§ **SUPPLIED INFORMATION**:
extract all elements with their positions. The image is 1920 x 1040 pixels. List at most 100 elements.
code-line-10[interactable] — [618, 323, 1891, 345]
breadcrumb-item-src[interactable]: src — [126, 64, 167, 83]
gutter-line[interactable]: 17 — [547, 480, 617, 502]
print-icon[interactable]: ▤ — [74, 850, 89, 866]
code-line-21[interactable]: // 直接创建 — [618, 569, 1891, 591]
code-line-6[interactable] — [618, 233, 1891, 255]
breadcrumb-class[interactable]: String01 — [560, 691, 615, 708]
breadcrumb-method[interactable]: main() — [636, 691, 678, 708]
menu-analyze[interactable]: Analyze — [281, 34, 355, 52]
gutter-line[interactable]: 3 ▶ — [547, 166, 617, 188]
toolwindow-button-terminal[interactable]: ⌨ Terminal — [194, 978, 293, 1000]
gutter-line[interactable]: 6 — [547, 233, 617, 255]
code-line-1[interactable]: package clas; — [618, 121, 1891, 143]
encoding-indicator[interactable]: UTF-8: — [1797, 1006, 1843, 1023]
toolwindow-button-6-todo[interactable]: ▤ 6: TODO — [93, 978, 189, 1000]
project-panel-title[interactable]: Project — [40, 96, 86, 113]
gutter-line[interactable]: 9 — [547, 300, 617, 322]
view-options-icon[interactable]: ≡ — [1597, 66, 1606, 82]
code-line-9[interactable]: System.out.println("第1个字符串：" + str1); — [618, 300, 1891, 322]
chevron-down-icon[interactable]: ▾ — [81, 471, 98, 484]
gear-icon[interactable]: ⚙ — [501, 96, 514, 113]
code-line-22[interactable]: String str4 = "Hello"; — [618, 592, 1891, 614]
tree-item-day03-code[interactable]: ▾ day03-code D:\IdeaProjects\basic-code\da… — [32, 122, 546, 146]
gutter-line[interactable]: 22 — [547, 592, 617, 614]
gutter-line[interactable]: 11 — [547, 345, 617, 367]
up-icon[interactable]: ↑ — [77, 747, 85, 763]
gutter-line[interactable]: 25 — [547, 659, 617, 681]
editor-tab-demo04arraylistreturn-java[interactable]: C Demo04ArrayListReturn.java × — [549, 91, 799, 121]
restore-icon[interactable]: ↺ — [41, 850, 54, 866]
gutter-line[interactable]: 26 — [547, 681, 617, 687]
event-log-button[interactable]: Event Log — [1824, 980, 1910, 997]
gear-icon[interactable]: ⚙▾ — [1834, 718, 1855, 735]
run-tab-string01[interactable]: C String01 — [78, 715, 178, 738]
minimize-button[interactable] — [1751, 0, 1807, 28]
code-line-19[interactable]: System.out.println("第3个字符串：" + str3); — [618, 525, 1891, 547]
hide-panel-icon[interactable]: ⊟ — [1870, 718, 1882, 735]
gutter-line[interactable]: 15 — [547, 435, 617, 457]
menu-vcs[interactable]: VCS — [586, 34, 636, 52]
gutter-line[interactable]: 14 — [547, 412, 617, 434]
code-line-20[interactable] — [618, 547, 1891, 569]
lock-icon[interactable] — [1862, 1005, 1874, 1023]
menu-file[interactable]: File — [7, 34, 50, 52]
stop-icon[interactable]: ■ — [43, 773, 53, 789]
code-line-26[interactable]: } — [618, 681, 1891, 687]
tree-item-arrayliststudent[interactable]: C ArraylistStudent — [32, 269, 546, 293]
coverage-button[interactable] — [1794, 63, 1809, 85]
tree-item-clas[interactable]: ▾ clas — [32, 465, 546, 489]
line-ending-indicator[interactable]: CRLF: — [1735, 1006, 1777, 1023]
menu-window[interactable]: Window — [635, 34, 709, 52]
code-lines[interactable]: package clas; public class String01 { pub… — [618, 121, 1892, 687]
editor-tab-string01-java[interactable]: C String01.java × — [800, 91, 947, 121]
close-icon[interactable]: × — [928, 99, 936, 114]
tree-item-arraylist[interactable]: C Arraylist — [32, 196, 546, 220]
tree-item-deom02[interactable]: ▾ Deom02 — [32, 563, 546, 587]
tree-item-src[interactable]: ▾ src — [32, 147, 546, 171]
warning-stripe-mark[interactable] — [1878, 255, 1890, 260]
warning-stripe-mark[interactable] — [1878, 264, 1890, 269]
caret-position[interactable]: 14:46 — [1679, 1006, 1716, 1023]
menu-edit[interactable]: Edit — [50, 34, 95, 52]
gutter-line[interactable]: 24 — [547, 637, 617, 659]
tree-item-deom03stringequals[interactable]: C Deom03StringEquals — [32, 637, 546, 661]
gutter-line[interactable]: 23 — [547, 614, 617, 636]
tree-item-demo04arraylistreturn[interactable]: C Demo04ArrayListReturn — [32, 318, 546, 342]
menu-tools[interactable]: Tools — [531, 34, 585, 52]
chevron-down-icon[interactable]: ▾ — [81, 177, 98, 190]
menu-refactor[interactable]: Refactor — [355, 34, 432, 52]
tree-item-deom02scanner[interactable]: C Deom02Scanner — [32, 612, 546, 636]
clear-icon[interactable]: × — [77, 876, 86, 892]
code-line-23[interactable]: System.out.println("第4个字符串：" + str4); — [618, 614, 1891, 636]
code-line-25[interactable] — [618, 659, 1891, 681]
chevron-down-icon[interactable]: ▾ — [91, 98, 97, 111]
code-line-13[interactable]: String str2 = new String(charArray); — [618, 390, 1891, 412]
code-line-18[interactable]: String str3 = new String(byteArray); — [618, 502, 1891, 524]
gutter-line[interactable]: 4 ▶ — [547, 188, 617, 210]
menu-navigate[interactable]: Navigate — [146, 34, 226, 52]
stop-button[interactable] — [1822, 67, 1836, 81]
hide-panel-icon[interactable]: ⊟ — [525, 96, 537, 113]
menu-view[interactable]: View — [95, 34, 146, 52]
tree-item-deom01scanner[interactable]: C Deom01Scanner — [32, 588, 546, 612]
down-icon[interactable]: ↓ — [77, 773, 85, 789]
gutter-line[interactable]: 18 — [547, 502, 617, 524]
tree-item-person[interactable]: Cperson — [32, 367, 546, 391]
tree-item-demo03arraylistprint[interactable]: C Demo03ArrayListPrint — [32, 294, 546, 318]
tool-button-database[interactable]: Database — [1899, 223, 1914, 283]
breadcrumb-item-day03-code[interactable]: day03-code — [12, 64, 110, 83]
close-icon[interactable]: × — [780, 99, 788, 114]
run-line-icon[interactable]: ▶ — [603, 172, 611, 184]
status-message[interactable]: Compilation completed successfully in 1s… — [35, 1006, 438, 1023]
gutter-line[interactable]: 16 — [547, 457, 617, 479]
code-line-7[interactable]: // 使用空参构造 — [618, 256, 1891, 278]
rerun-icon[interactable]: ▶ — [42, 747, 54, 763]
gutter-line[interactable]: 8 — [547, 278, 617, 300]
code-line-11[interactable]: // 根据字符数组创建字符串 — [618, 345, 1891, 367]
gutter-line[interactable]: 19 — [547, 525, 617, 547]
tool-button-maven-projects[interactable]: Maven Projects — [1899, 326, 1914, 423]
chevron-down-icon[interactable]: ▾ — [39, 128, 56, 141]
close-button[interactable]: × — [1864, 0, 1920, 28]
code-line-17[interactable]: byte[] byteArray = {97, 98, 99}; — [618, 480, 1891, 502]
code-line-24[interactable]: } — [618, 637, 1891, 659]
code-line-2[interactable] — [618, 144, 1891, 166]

§ **GIVEN INSTRUCTION**:
Count the lines in the data above that contain the string "println", and reply with the number alone.

§ **RESPONSE TO THIS TASK**:
3